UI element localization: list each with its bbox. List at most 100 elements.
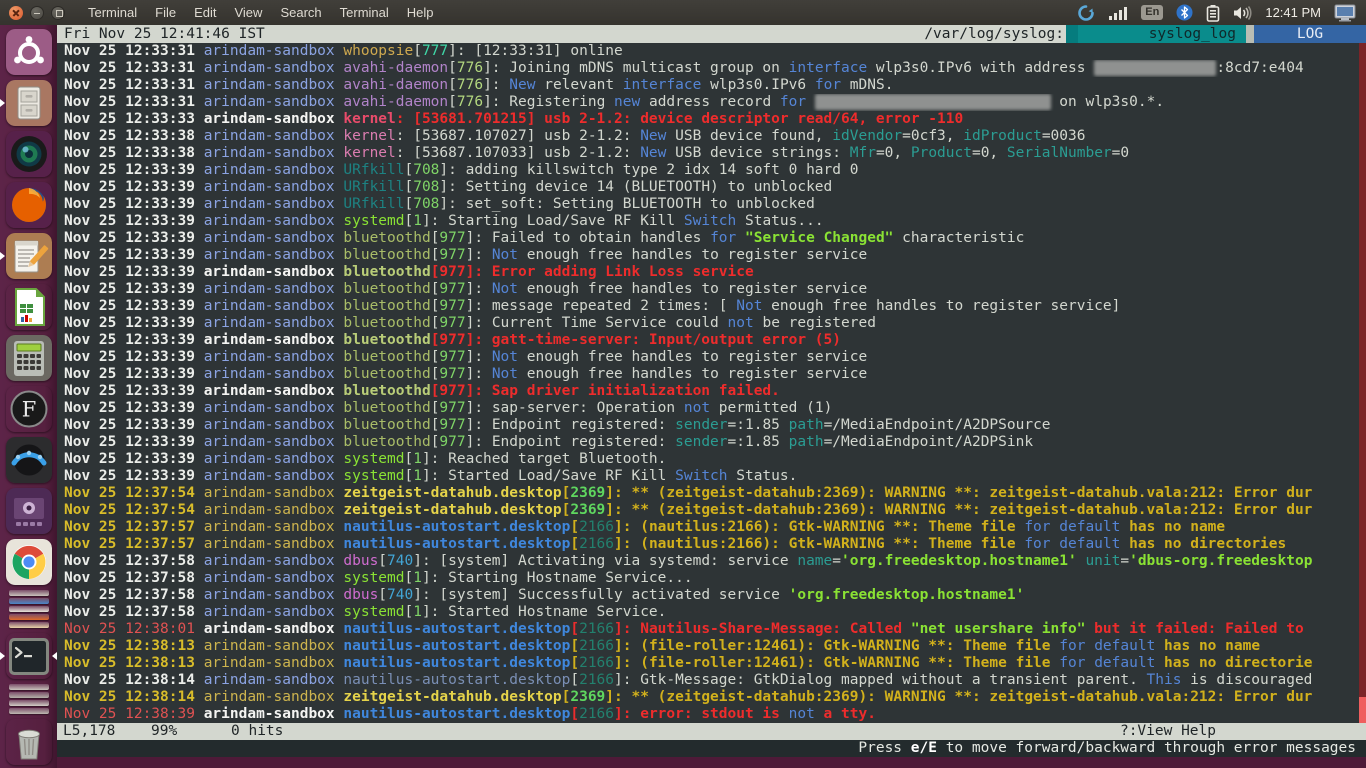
log-line: Nov 25 12:33:31 arindam-sandbox avahi-da… xyxy=(57,94,1366,111)
log-line: Nov 25 12:37:58 arindam-sandbox systemd[… xyxy=(57,604,1366,621)
stacked-app-sliver xyxy=(9,700,49,706)
menu-help-6[interactable]: Help xyxy=(398,0,443,25)
launcher-item-camera[interactable] xyxy=(0,131,57,177)
stacked-app-sliver xyxy=(9,614,49,620)
terminal-icon xyxy=(6,633,52,679)
log-view: Nov 25 12:33:31 arindam-sandbox whoopsie… xyxy=(57,43,1366,723)
log-line: Nov 25 12:38:39 arindam-sandbox nautilus… xyxy=(57,706,1366,723)
lnav-header-gap xyxy=(1246,25,1254,43)
keyboard-layout-indicator[interactable]: En xyxy=(1141,5,1163,20)
log-line: Nov 25 12:33:39 arindam-sandbox bluetoot… xyxy=(57,230,1366,247)
launcher-item-calculator[interactable] xyxy=(0,335,57,381)
log-line: Nov 25 12:37:54 arindam-sandbox zeitgeis… xyxy=(57,485,1366,502)
launcher-item-files[interactable] xyxy=(0,80,57,126)
camera-icon xyxy=(6,131,52,177)
launcher-item-terminal[interactable] xyxy=(0,633,57,679)
log-line: Nov 25 12:33:31 arindam-sandbox avahi-da… xyxy=(57,60,1366,77)
menu-edit-2[interactable]: Edit xyxy=(185,0,225,25)
maximize-button[interactable] xyxy=(51,6,65,20)
log-line: Nov 25 12:33:31 arindam-sandbox whoopsie… xyxy=(57,43,1366,60)
log-line: Nov 25 12:37:58 arindam-sandbox dbus[740… xyxy=(57,587,1366,604)
lnav-mode-badge: LOG xyxy=(1254,25,1366,43)
log-line: Nov 25 12:33:39 arindam-sandbox bluetoot… xyxy=(57,349,1366,366)
battery-icon[interactable] xyxy=(1206,4,1220,22)
log-line: Nov 25 12:33:39 arindam-sandbox bluetoot… xyxy=(57,332,1366,349)
close-button[interactable] xyxy=(9,6,23,20)
launcher-item-libreoffice-calc[interactable] xyxy=(0,284,57,330)
lnav-header: Fri Nov 25 12:41:46 IST /var/log/syslog:… xyxy=(57,25,1366,43)
menubar: TerminalFileEditViewSearchTerminalHelp E… xyxy=(0,0,1366,25)
lnav-clock: Fri Nov 25 12:41:46 IST xyxy=(57,25,265,43)
stacked-app-sliver xyxy=(9,684,49,690)
fold-lower-stack-icon[interactable] xyxy=(0,684,57,714)
log-line: Nov 25 12:37:54 arindam-sandbox zeitgeis… xyxy=(57,502,1366,519)
launcher-item-openshot[interactable] xyxy=(0,437,57,483)
clock[interactable]: 12:41 PM xyxy=(1265,5,1321,20)
log-line: Nov 25 12:33:39 arindam-sandbox systemd[… xyxy=(57,451,1366,468)
running-indicator xyxy=(0,252,5,260)
log-line: Nov 25 12:33:31 arindam-sandbox avahi-da… xyxy=(57,77,1366,94)
menu-terminal-0[interactable]: Terminal xyxy=(79,0,146,25)
fold-upper-stack-icon[interactable] xyxy=(0,590,57,628)
log-line: Nov 25 12:33:39 arindam-sandbox bluetoot… xyxy=(57,417,1366,434)
log-line: Nov 25 12:38:14 arindam-sandbox nautilus… xyxy=(57,672,1366,689)
launcher-item-trash[interactable] xyxy=(0,719,57,765)
log-line: Nov 25 12:33:38 arindam-sandbox kernel: … xyxy=(57,128,1366,145)
stacked-app-sliver xyxy=(9,606,49,612)
log-line: Nov 25 12:33:39 arindam-sandbox URfkill[… xyxy=(57,179,1366,196)
session-menu-icon[interactable] xyxy=(1334,4,1356,22)
log-line: Nov 25 12:33:39 arindam-sandbox bluetoot… xyxy=(57,264,1366,281)
stacked-app-sliver xyxy=(9,692,49,698)
lnav-filter-badge: syslog_log xyxy=(1078,25,1246,43)
sync-icon[interactable] xyxy=(1077,4,1095,22)
log-line: Nov 25 12:33:39 arindam-sandbox bluetoot… xyxy=(57,247,1366,264)
launcher-item-firefox[interactable] xyxy=(0,182,57,228)
menu-bar-items: TerminalFileEditViewSearchTerminalHelp xyxy=(79,0,443,25)
volume-icon[interactable] xyxy=(1233,5,1252,21)
terminal-window[interactable]: Fri Nov 25 12:41:46 IST /var/log/syslog:… xyxy=(57,25,1366,757)
stacked-app-sliver xyxy=(9,622,49,628)
hint-key: e/E xyxy=(911,740,937,756)
f-app-icon: F xyxy=(6,386,52,432)
openshot-icon xyxy=(6,437,52,483)
launcher-item-f-app[interactable]: F xyxy=(0,386,57,432)
log-line: Nov 25 12:33:39 arindam-sandbox bluetoot… xyxy=(57,366,1366,383)
running-indicator xyxy=(0,652,5,660)
log-line: Nov 25 12:33:38 arindam-sandbox kernel: … xyxy=(57,145,1366,162)
log-line: Nov 25 12:33:39 arindam-sandbox bluetoot… xyxy=(57,400,1366,417)
launcher-item-dash-home[interactable] xyxy=(0,29,57,75)
dash-home-icon xyxy=(6,29,52,75)
launcher-item-media-player[interactable] xyxy=(0,488,57,534)
minimize-button[interactable] xyxy=(30,6,44,20)
launcher-item-text-editor[interactable] xyxy=(0,233,57,279)
network-signal-icon[interactable] xyxy=(1108,5,1128,21)
log-line: Nov 25 12:33:39 arindam-sandbox bluetoot… xyxy=(57,298,1366,315)
calculator-icon xyxy=(6,335,52,381)
log-line: Nov 25 12:38:14 arindam-sandbox zeitgeis… xyxy=(57,689,1366,706)
log-line: Nov 25 12:38:13 arindam-sandbox nautilus… xyxy=(57,638,1366,655)
scrollbar[interactable] xyxy=(1359,43,1366,723)
launcher-item-chrome[interactable] xyxy=(0,539,57,585)
libreoffice-calc-icon xyxy=(6,284,52,330)
cursor-position: L5,178 xyxy=(57,723,151,740)
window-controls xyxy=(9,6,65,20)
log-line: Nov 25 12:37:57 arindam-sandbox nautilus… xyxy=(57,536,1366,553)
menu-terminal-5[interactable]: Terminal xyxy=(331,0,398,25)
stacked-app-sliver xyxy=(9,708,49,714)
scrollbar-thumb[interactable] xyxy=(1359,697,1366,723)
desktop: TerminalFileEditViewSearchTerminalHelp E… xyxy=(0,0,1366,768)
menu-view-3[interactable]: View xyxy=(225,0,271,25)
launcher-item-fold-upper[interactable] xyxy=(0,590,57,628)
bluetooth-icon[interactable] xyxy=(1176,4,1193,21)
log-line: Nov 25 12:37:57 arindam-sandbox nautilus… xyxy=(57,519,1366,536)
launcher-item-fold-lower[interactable] xyxy=(0,684,57,714)
lnav-cursor-cell xyxy=(1066,25,1078,43)
log-line: Nov 25 12:33:39 arindam-sandbox bluetoot… xyxy=(57,383,1366,400)
firefox-icon xyxy=(6,182,52,228)
menu-search-4[interactable]: Search xyxy=(271,0,330,25)
menu-file-1[interactable]: File xyxy=(146,0,185,25)
lnav-hint-bar: Press e/E to move forward/backward throu… xyxy=(57,740,1366,757)
log-line: Nov 25 12:38:01 arindam-sandbox nautilus… xyxy=(57,621,1366,638)
lnav-file-path: /var/log/syslog: xyxy=(924,25,1064,43)
trash-icon xyxy=(6,719,52,765)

Challenge: Reproduce all of the material above line for line, with nothing changed, leaving out the pictures.

Exercise solution:
UI element localization: list each with its bbox. List at most 100 elements.
log-line: Nov 25 12:33:31 arindam-sandbox avahi-da… xyxy=(57,94,1366,111)
log-line: Nov 25 12:37:58 arindam-sandbox systemd[… xyxy=(57,604,1366,621)
stacked-app-sliver xyxy=(9,700,49,706)
menu-help-6[interactable]: Help xyxy=(398,0,443,25)
launcher-item-camera[interactable] xyxy=(0,131,57,177)
stacked-app-sliver xyxy=(9,614,49,620)
terminal-icon xyxy=(6,633,52,679)
log-view: Nov 25 12:33:31 arindam-sandbox whoopsie… xyxy=(57,43,1366,723)
log-line: Nov 25 12:38:39 arindam-sandbox nautilus… xyxy=(57,706,1366,723)
lnav-header-gap xyxy=(1246,25,1254,43)
keyboard-layout-indicator[interactable]: En xyxy=(1141,5,1163,20)
log-line: Nov 25 12:33:39 arindam-sandbox bluetoot… xyxy=(57,230,1366,247)
launcher-item-calculator[interactable] xyxy=(0,335,57,381)
log-line: Nov 25 12:37:54 arindam-sandbox zeitgeis… xyxy=(57,485,1366,502)
launcher-item-files[interactable] xyxy=(0,80,57,126)
camera-icon xyxy=(6,131,52,177)
launcher-item-terminal[interactable] xyxy=(0,633,57,679)
log-line: Nov 25 12:33:31 arindam-sandbox avahi-da… xyxy=(57,60,1366,77)
menu-edit-2[interactable]: Edit xyxy=(185,0,225,25)
maximize-button[interactable] xyxy=(51,6,65,20)
log-line: Nov 25 12:33:31 arindam-sandbox whoopsie… xyxy=(57,43,1366,60)
log-line: Nov 25 12:37:58 arindam-sandbox dbus[740… xyxy=(57,587,1366,604)
lnav-mode-badge: LOG xyxy=(1254,25,1366,43)
log-line: Nov 25 12:33:39 arindam-sandbox bluetoot… xyxy=(57,349,1366,366)
battery-icon[interactable] xyxy=(1206,4,1220,22)
log-line: Nov 25 12:33:39 arindam-sandbox bluetoot… xyxy=(57,332,1366,349)
close-button[interactable] xyxy=(9,6,23,20)
launcher-item-libreoffice-calc[interactable] xyxy=(0,284,57,330)
lnav-header: Fri Nov 25 12:41:46 IST /var/log/syslog:… xyxy=(57,25,1366,43)
menubar: TerminalFileEditViewSearchTerminalHelp E… xyxy=(0,0,1366,25)
lnav-clock: Fri Nov 25 12:41:46 IST xyxy=(57,25,265,43)
stacked-app-sliver xyxy=(9,684,49,690)
fold-lower-stack-icon[interactable] xyxy=(0,684,57,714)
log-line: Nov 25 12:37:54 arindam-sandbox zeitgeis… xyxy=(57,502,1366,519)
launcher-item-openshot[interactable] xyxy=(0,437,57,483)
clock[interactable]: 12:41 PM xyxy=(1265,5,1321,20)
log-line: Nov 25 12:33:39 arindam-sandbox systemd[… xyxy=(57,451,1366,468)
running-indicator xyxy=(0,252,5,260)
log-line: Nov 25 12:33:31 arindam-sandbox avahi-da… xyxy=(57,77,1366,94)
menu-terminal-0[interactable]: Terminal xyxy=(79,0,146,25)
fold-upper-stack-icon[interactable] xyxy=(0,590,57,628)
log-line: Nov 25 12:33:39 arindam-sandbox bluetoot… xyxy=(57,417,1366,434)
log-line: Nov 25 12:38:14 arindam-sandbox nautilus… xyxy=(57,672,1366,689)
launcher-item-trash[interactable] xyxy=(0,719,57,765)
log-line: Nov 25 12:33:38 arindam-sandbox kernel: … xyxy=(57,128,1366,145)
stacked-app-sliver xyxy=(9,606,49,612)
log-line: Nov 25 12:33:39 arindam-sandbox URfkill[… xyxy=(57,179,1366,196)
session-menu-icon[interactable] xyxy=(1334,4,1356,22)
log-line: Nov 25 12:33:39 arindam-sandbox bluetoot… xyxy=(57,264,1366,281)
stacked-app-sliver xyxy=(9,692,49,698)
lnav-filter-badge: syslog_log xyxy=(1078,25,1246,43)
sync-icon[interactable] xyxy=(1077,4,1095,22)
log-line: Nov 25 12:33:39 arindam-sandbox bluetoot… xyxy=(57,247,1366,264)
launcher-item-firefox[interactable] xyxy=(0,182,57,228)
menu-bar-items: TerminalFileEditViewSearchTerminalHelp xyxy=(79,0,443,25)
volume-icon[interactable] xyxy=(1233,5,1252,21)
terminal-window[interactable]: Fri Nov 25 12:41:46 IST /var/log/syslog:… xyxy=(57,25,1366,757)
stacked-app-sliver xyxy=(9,622,49,628)
hint-key: e/E xyxy=(911,740,937,756)
f-app-icon: F xyxy=(6,386,52,432)
openshot-icon xyxy=(6,437,52,483)
launcher-item-f-app[interactable]: F xyxy=(0,386,57,432)
log-line: Nov 25 12:33:39 arindam-sandbox bluetoot… xyxy=(57,366,1366,383)
running-indicator xyxy=(0,652,5,660)
log-line: Nov 25 12:33:38 arindam-sandbox kernel: … xyxy=(57,145,1366,162)
log-line: Nov 25 12:33:39 arindam-sandbox bluetoot… xyxy=(57,400,1366,417)
launcher-item-dash-home[interactable] xyxy=(0,29,57,75)
dash-home-icon xyxy=(6,29,52,75)
launcher-item-media-player[interactable] xyxy=(0,488,57,534)
minimize-button[interactable] xyxy=(30,6,44,20)
launcher-item-text-editor[interactable] xyxy=(0,233,57,279)
network-signal-icon[interactable] xyxy=(1108,5,1128,21)
log-line: Nov 25 12:33:39 arindam-sandbox bluetoot… xyxy=(57,298,1366,315)
calculator-icon xyxy=(6,335,52,381)
log-line: Nov 25 12:38:14 arindam-sandbox zeitgeis… xyxy=(57,689,1366,706)
log-line: Nov 25 12:38:13 arindam-sandbox nautilus… xyxy=(57,638,1366,655)
scrollbar[interactable] xyxy=(1359,43,1366,723)
launcher-item-chrome[interactable] xyxy=(0,539,57,585)
libreoffice-calc-icon xyxy=(6,284,52,330)
cursor-position: L5,178 xyxy=(57,723,151,740)
window-controls xyxy=(9,6,65,20)
log-line: Nov 25 12:37:57 arindam-sandbox nautilus… xyxy=(57,536,1366,553)
menu-terminal-5[interactable]: Terminal xyxy=(331,0,398,25)
stacked-app-sliver xyxy=(9,708,49,714)
scrollbar-thumb[interactable] xyxy=(1359,697,1366,723)
desktop: TerminalFileEditViewSearchTerminalHelp E… xyxy=(0,0,1366,768)
menu-view-3[interactable]: View xyxy=(225,0,271,25)
launcher-item-fold-upper[interactable] xyxy=(0,590,57,628)
bluetooth-icon[interactable] xyxy=(1176,4,1193,21)
log-line: Nov 25 12:37:57 arindam-sandbox nautilus… xyxy=(57,519,1366,536)
launcher-item-fold-lower[interactable] xyxy=(0,684,57,714)
lnav-cursor-cell xyxy=(1066,25,1078,43)
log-line: Nov 25 12:33:39 arindam-sandbox bluetoot… xyxy=(57,383,1366,400)
firefox-icon xyxy=(6,182,52,228)
menu-search-4[interactable]: Search xyxy=(271,0,330,25)
menu-file-1[interactable]: File xyxy=(146,0,185,25)
lnav-hint-bar: Press e/E to move forward/backward throu… xyxy=(57,740,1366,757)
log-line: Nov 25 12:38:01 arindam-sandbox nautilus… xyxy=(57,621,1366,638)
lnav-file-path: /var/log/syslog: xyxy=(924,25,1064,43)
trash-icon xyxy=(6,719,52,765)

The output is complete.